Please find all lines in the data that hold the string "milestones" and copy them.

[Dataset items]
** BEGIN **

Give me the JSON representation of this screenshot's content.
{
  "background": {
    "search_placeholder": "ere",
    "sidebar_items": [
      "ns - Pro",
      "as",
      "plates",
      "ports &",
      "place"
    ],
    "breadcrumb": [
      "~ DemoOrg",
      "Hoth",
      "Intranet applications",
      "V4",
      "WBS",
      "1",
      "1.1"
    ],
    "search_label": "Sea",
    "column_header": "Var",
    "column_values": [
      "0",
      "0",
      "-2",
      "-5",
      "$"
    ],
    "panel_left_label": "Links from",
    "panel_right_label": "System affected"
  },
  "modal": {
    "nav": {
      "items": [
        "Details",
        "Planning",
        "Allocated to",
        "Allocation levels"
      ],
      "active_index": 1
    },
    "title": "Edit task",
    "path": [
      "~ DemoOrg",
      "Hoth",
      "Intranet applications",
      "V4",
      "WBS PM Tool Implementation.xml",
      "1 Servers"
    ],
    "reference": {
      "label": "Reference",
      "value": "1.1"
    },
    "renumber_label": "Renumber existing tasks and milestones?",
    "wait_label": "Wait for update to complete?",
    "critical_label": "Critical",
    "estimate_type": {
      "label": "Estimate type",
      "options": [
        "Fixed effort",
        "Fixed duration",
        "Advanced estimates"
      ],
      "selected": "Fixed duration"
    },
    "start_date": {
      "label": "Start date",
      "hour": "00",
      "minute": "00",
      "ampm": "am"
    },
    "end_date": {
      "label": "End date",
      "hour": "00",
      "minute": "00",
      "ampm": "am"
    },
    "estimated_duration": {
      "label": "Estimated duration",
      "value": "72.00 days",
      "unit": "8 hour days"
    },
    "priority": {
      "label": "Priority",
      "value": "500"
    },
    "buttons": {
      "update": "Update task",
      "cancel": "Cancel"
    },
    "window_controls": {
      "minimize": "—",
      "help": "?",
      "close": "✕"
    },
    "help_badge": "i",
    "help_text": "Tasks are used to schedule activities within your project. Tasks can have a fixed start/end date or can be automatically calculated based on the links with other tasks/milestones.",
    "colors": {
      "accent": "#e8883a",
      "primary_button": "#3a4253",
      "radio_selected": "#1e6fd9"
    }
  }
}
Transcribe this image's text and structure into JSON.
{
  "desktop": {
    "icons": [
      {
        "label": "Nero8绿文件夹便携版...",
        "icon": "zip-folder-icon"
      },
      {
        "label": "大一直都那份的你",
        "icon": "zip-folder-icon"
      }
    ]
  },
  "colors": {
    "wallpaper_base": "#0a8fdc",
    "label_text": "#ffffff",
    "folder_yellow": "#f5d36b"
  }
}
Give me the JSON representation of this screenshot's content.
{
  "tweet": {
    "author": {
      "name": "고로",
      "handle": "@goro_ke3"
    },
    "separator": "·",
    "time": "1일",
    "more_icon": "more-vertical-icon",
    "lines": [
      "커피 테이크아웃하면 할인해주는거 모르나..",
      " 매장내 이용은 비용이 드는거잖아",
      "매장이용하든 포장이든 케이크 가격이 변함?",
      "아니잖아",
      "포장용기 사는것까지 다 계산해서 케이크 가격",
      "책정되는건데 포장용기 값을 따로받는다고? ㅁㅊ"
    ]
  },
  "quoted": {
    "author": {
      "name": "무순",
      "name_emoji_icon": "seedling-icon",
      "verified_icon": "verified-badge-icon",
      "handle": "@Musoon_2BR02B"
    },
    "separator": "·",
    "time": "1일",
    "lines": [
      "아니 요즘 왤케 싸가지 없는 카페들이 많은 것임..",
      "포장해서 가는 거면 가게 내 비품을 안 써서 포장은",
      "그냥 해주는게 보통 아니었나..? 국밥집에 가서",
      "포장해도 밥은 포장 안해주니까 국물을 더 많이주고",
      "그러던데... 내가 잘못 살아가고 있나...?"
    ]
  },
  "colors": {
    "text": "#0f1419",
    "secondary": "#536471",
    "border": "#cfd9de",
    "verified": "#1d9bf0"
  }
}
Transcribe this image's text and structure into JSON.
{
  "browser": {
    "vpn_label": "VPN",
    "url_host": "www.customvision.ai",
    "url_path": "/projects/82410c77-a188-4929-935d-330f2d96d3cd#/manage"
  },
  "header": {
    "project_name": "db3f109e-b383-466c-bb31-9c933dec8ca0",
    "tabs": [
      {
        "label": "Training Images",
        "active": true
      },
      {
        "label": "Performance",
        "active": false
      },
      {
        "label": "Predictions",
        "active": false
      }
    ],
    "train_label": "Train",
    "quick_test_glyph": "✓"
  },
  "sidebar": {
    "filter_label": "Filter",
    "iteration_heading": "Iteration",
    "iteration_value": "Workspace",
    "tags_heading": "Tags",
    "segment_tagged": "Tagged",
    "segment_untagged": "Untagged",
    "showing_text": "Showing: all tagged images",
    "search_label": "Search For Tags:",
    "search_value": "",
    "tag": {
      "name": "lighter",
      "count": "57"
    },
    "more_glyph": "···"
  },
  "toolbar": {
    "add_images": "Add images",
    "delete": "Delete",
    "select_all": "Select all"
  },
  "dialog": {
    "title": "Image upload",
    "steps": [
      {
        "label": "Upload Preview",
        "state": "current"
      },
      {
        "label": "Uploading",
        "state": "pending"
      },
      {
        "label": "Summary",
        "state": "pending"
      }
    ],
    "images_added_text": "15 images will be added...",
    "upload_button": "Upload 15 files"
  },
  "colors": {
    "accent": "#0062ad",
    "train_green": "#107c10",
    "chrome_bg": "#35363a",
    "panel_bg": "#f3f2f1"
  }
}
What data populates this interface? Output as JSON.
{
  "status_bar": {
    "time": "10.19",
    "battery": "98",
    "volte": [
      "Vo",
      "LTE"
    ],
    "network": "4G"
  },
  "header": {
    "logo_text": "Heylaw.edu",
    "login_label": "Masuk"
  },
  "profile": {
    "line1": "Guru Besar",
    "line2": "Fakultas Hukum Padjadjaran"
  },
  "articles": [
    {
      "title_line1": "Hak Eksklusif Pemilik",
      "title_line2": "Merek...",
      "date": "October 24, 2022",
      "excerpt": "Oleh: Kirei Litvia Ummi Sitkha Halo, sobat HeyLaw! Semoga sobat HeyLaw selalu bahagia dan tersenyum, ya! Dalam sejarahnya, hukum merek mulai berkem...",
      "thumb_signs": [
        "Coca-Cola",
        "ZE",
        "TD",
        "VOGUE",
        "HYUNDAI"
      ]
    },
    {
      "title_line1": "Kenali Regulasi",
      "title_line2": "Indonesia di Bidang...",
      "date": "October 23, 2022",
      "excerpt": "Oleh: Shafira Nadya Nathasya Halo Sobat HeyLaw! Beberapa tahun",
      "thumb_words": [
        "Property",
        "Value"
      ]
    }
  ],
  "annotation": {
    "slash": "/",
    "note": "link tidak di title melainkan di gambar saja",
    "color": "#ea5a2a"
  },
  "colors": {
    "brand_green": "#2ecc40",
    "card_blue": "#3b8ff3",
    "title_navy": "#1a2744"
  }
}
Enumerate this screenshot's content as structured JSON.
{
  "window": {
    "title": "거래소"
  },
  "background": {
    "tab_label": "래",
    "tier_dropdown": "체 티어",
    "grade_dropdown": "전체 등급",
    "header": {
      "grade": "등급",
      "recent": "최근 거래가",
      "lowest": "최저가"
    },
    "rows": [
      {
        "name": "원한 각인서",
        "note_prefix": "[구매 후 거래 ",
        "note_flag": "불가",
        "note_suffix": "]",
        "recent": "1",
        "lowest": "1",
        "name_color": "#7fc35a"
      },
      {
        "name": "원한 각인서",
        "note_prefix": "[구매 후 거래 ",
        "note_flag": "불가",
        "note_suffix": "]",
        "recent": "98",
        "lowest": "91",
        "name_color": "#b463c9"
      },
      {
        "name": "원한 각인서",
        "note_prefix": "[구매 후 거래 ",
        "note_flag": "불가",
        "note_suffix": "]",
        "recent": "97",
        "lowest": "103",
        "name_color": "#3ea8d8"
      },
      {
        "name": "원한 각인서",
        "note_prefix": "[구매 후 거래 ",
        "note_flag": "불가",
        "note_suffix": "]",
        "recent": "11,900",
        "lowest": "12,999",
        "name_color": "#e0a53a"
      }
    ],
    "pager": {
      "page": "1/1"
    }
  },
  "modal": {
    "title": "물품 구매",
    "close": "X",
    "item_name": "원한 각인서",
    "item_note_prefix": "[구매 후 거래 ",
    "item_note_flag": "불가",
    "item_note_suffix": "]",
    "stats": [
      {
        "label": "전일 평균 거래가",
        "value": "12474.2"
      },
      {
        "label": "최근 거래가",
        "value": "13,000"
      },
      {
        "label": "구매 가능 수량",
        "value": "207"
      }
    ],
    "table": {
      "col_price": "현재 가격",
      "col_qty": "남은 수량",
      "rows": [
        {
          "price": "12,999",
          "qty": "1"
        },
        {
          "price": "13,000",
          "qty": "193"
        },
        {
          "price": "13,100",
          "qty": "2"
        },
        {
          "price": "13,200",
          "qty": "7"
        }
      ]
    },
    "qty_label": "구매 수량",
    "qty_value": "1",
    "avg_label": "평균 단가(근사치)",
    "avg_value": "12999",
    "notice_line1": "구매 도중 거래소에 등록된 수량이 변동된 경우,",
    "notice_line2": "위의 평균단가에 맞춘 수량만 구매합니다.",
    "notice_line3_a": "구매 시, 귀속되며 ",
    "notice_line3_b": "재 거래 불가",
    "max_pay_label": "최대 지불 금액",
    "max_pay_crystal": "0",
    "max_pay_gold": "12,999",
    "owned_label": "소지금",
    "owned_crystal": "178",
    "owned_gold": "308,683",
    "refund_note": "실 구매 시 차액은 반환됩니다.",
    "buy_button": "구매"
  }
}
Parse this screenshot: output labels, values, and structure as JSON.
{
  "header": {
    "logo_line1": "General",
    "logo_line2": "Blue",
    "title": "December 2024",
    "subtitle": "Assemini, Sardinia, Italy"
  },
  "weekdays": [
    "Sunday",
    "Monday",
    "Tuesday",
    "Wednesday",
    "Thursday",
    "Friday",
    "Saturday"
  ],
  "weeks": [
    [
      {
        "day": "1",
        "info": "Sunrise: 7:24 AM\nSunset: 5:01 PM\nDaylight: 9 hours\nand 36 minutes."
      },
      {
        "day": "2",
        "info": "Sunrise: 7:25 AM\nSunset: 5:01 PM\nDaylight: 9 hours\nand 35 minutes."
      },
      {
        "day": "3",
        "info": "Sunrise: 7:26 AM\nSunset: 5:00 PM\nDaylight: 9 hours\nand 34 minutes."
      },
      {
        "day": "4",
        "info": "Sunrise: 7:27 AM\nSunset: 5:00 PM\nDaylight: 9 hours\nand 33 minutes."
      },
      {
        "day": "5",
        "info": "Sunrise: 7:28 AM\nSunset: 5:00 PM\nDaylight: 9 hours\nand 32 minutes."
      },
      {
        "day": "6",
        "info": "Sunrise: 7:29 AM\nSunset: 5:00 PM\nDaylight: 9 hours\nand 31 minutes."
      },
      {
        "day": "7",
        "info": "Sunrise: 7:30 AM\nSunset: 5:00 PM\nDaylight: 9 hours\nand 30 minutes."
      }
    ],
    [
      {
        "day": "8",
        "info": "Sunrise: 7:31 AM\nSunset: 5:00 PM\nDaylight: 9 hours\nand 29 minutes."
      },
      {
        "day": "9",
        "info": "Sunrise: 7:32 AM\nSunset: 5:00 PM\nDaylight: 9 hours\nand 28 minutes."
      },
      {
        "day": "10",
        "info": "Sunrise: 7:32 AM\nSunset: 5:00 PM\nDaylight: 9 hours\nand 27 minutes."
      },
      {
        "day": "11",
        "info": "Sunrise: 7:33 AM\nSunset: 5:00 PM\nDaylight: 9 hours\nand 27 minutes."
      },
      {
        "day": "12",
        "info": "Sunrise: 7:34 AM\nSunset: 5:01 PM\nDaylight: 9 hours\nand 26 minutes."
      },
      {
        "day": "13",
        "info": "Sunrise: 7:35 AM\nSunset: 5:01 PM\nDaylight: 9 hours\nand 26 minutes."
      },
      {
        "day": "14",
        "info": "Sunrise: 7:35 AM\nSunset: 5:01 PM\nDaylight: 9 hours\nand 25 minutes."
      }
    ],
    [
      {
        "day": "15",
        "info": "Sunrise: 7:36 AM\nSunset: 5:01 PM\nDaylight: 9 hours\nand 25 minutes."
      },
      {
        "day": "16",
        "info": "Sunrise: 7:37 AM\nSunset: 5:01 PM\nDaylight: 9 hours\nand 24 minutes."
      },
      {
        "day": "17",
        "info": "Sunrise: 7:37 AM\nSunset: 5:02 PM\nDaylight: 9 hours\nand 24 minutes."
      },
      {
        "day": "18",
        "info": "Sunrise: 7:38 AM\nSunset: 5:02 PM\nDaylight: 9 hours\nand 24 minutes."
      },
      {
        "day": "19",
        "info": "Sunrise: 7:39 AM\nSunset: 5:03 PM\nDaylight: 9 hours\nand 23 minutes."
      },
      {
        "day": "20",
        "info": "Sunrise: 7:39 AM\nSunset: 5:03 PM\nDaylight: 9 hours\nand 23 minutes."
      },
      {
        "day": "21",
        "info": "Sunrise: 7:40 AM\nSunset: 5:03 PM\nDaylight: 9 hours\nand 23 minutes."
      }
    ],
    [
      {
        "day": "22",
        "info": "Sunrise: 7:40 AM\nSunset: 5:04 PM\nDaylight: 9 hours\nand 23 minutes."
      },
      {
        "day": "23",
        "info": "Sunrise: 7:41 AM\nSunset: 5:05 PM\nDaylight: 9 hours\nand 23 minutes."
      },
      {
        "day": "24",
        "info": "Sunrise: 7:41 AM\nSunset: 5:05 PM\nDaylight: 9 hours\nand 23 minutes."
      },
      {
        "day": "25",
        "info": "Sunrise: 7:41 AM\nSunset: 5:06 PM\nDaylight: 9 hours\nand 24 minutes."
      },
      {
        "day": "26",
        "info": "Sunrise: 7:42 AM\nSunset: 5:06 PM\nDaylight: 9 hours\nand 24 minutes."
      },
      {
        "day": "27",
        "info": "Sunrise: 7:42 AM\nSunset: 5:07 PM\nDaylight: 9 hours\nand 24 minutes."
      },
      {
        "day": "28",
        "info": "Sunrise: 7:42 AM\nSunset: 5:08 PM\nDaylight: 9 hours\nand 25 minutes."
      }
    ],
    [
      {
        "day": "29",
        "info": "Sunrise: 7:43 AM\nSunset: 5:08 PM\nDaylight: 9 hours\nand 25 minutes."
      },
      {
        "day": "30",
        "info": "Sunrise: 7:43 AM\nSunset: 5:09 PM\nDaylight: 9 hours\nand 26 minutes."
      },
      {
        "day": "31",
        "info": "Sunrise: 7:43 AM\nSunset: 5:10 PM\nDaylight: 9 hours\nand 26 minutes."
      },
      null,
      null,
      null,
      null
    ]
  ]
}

** END **

- **Written answer**
    "renumber_label": "Renumber existing tasks and milestones?",
    "help_text": "Tasks are used to schedule activities within your project. Tasks can have a fixed start/end date or can be automatically calculated based on the links with other tasks/milestones.",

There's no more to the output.